**Aim of the exercise:** Look for the string "JSON" and copy every line that has it.
Begin
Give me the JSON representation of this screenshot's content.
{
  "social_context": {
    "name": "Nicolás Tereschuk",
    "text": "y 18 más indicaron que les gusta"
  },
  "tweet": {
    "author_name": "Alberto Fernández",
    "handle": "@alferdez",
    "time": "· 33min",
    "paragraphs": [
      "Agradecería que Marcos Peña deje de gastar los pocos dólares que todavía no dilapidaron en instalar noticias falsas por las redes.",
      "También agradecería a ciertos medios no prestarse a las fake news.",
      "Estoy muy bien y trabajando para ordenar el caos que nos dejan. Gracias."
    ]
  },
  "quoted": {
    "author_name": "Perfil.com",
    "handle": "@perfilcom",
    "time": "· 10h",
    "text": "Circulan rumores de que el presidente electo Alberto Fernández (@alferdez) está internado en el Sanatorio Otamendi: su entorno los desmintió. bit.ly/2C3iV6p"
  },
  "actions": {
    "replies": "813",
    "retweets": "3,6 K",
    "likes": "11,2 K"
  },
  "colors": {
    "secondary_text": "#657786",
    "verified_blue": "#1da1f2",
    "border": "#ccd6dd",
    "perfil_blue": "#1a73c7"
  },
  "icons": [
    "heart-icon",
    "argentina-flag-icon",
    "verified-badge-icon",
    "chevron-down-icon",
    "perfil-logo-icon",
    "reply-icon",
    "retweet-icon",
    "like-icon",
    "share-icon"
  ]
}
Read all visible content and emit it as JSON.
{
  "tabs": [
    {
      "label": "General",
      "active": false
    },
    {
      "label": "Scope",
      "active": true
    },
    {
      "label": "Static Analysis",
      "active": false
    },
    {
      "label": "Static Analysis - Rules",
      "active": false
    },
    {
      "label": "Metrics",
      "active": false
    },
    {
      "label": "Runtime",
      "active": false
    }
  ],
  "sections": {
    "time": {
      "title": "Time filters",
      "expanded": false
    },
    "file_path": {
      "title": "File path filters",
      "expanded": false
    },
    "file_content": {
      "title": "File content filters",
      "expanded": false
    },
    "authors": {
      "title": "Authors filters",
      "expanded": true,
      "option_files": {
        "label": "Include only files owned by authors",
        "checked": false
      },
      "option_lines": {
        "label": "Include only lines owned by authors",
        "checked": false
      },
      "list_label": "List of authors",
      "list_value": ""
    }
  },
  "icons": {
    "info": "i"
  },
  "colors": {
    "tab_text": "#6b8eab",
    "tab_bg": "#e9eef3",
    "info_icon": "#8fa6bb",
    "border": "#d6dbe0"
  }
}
End
**Exercise output:**
Give me the JSON representation of this screenshot's content.
Read all visible content and emit it as JSON.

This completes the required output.